SHORT PROBLEM – Which lines hold the string "Coding"? Copy every one of them.

============================================================

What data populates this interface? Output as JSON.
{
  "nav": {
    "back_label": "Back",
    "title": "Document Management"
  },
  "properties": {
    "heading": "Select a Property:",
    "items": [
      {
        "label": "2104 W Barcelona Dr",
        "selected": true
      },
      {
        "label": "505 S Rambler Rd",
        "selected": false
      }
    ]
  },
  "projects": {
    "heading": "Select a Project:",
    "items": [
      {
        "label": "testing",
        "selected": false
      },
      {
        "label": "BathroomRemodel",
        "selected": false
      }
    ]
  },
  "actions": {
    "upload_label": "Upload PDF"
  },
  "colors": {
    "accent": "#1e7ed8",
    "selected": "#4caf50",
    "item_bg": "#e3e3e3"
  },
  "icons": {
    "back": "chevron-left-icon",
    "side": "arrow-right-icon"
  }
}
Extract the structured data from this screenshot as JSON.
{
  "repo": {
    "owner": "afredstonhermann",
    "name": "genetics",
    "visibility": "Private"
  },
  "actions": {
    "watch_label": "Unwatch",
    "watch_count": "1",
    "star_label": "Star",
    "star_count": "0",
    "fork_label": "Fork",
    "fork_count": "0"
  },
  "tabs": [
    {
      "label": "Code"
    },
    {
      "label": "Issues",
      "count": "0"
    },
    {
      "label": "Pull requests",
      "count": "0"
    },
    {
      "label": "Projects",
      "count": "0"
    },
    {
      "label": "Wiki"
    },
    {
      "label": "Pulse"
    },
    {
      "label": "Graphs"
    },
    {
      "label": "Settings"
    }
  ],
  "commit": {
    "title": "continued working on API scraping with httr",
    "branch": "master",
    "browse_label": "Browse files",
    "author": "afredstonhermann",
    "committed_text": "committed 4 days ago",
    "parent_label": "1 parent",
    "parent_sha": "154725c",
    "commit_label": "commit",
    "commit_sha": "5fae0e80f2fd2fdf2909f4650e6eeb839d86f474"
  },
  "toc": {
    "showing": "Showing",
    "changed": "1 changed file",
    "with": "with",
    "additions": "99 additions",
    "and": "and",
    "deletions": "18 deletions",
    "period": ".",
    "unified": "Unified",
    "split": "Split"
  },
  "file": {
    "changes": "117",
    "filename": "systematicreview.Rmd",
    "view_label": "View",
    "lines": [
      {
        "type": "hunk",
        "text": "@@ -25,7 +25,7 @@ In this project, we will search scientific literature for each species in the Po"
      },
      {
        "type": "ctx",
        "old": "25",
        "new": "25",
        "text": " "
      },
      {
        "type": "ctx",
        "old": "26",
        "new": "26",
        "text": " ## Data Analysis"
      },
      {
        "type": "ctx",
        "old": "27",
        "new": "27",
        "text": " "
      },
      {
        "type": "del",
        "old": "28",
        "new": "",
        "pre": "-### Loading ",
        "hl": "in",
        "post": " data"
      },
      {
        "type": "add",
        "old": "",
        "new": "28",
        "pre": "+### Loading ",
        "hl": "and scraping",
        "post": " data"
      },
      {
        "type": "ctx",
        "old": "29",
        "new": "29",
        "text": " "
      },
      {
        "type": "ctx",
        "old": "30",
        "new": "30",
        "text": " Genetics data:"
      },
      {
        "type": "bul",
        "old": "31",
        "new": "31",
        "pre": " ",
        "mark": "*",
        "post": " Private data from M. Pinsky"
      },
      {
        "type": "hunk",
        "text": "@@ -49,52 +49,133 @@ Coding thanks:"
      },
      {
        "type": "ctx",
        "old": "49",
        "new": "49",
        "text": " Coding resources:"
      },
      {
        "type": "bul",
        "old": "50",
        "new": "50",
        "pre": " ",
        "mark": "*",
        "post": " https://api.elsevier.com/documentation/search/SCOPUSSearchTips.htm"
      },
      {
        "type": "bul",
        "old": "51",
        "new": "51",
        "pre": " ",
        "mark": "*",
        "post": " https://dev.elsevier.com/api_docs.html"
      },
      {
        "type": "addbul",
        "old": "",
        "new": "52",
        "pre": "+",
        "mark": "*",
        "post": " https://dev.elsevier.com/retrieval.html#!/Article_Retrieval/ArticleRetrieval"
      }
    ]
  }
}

============================================================

EXERCISE RESPONSE –
        "text": "@@ -49,52 +49,133 @@ Coding thanks:"
        "text": " Coding resources:"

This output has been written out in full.